What is expected:
Check each line below for the word "Online" and give the number of lines that have it, nothing more.

━━━ Source data ━━━

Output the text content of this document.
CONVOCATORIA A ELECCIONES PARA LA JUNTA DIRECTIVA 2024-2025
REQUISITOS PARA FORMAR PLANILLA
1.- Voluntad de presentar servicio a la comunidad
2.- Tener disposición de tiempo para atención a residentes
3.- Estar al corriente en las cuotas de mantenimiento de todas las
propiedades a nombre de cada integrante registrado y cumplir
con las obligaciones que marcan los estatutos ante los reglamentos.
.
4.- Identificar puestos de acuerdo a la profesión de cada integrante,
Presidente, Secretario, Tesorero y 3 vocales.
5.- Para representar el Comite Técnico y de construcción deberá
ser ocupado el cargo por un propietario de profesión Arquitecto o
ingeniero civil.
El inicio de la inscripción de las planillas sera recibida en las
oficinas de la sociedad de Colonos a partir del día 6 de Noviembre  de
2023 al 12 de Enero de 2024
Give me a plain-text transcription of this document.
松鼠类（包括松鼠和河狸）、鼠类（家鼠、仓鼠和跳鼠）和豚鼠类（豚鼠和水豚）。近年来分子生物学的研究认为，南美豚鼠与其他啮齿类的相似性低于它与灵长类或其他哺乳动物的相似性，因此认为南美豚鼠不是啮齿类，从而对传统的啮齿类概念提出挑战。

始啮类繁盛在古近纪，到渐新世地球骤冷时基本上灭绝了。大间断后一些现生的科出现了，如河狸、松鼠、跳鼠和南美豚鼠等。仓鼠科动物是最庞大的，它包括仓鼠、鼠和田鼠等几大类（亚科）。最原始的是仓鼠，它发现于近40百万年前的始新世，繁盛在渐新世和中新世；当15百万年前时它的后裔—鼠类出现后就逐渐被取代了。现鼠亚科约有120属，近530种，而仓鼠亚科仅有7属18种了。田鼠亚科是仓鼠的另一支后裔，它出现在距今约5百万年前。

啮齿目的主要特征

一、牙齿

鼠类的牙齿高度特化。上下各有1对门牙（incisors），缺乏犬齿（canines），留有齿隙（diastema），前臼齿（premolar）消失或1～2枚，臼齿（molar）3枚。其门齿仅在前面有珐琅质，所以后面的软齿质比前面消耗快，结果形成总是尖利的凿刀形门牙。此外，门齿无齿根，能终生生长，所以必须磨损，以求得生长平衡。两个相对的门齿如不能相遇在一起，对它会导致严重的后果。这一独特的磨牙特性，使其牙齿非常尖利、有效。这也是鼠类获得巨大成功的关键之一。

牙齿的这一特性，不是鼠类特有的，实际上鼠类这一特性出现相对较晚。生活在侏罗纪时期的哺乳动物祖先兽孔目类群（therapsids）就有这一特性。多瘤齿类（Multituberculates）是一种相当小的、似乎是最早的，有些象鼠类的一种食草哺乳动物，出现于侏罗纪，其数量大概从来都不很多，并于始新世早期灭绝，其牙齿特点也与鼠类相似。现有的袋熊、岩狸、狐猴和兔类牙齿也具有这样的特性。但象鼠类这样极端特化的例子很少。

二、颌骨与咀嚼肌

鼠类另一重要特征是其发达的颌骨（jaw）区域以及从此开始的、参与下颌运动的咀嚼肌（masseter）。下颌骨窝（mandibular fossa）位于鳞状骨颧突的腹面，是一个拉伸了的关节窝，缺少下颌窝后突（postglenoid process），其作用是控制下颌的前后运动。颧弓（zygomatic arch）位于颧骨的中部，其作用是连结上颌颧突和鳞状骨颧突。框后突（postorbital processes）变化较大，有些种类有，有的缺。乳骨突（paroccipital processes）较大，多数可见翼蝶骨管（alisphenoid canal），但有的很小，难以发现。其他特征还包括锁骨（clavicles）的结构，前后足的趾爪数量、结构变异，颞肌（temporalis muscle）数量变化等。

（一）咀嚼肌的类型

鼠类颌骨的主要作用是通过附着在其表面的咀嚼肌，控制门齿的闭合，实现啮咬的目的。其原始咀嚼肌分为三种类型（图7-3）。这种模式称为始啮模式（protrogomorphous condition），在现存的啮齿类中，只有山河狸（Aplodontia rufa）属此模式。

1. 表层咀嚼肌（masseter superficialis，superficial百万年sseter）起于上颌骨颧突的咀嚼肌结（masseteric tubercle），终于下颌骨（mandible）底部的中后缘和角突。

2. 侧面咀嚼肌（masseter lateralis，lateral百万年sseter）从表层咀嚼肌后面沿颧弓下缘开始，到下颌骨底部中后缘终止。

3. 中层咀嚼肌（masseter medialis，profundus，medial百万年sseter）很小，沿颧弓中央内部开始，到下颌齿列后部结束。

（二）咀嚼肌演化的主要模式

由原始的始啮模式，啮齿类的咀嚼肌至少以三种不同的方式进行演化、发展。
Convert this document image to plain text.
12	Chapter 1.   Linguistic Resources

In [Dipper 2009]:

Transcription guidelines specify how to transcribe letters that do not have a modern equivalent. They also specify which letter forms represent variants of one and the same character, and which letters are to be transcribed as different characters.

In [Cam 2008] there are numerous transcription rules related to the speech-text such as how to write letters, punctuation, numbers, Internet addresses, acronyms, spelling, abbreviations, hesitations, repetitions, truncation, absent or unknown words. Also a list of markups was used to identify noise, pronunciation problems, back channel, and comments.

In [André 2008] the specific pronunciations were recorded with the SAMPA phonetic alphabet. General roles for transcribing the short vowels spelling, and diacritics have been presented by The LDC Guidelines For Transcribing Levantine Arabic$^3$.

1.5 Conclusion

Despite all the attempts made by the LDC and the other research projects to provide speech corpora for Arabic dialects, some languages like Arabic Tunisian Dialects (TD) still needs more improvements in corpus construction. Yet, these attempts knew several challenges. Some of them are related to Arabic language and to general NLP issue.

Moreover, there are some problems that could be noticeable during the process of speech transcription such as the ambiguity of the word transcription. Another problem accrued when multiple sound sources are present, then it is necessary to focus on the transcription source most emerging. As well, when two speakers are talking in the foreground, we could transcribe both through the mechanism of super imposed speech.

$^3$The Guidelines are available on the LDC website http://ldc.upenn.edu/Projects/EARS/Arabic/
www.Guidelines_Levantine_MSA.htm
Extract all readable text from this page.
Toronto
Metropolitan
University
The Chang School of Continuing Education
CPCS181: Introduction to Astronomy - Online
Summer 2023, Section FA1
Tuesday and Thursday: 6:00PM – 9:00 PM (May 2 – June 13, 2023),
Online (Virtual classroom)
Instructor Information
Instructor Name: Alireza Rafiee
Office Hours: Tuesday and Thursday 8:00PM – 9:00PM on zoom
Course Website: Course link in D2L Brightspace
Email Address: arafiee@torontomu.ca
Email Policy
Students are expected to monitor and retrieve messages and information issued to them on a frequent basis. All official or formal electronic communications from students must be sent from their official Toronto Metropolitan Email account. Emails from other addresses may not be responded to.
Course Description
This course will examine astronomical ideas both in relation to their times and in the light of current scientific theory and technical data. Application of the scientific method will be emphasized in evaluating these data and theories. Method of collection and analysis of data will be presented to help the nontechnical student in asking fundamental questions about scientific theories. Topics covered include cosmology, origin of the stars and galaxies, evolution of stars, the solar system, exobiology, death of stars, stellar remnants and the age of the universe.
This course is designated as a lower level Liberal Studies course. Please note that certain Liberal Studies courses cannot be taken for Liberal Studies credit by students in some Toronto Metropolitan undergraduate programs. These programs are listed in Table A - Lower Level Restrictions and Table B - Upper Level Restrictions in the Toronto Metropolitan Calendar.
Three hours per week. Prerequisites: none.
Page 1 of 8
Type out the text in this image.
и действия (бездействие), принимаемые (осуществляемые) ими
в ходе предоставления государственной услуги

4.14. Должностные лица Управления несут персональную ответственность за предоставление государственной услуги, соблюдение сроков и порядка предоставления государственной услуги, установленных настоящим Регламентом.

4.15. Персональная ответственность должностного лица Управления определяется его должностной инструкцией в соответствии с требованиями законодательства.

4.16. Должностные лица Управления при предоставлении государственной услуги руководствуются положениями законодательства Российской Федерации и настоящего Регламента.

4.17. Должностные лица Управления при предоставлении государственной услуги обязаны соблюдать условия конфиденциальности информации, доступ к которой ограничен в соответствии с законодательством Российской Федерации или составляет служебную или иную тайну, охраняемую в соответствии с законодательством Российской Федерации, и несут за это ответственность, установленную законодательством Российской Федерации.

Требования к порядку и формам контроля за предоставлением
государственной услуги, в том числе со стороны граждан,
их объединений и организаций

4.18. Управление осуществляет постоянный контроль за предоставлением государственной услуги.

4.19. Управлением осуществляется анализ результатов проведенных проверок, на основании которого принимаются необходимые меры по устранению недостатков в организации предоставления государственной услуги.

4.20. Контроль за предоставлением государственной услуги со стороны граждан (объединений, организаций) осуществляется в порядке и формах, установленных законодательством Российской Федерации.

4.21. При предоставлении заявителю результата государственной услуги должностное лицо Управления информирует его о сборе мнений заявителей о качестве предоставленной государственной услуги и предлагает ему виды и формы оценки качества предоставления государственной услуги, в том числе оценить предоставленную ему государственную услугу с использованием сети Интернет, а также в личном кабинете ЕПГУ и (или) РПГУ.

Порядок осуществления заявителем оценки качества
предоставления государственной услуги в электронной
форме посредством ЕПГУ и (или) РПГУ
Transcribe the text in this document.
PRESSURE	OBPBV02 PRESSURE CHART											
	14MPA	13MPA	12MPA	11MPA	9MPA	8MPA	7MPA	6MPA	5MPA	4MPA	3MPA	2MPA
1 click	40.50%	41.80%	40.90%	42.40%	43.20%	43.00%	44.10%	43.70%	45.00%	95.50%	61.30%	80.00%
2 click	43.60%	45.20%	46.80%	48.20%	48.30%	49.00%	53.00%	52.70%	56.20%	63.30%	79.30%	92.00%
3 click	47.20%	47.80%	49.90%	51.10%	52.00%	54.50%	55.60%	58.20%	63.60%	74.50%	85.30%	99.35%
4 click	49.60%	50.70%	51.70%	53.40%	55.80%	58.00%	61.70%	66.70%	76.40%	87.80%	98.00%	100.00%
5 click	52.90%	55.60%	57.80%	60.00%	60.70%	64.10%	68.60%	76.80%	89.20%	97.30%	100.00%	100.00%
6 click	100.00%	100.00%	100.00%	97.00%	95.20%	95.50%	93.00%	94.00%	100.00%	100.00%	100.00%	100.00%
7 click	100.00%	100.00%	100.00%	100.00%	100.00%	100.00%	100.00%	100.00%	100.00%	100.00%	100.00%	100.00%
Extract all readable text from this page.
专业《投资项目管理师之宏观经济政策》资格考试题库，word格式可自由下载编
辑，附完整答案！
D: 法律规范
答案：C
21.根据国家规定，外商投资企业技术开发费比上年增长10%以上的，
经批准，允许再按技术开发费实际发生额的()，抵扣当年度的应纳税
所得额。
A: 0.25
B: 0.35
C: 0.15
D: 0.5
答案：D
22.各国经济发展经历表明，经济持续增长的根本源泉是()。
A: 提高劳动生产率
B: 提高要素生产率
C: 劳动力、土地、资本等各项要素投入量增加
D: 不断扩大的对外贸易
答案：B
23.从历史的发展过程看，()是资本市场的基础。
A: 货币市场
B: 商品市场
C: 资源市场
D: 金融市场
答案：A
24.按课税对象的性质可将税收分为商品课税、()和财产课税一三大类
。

━━━

Reply to the task:
2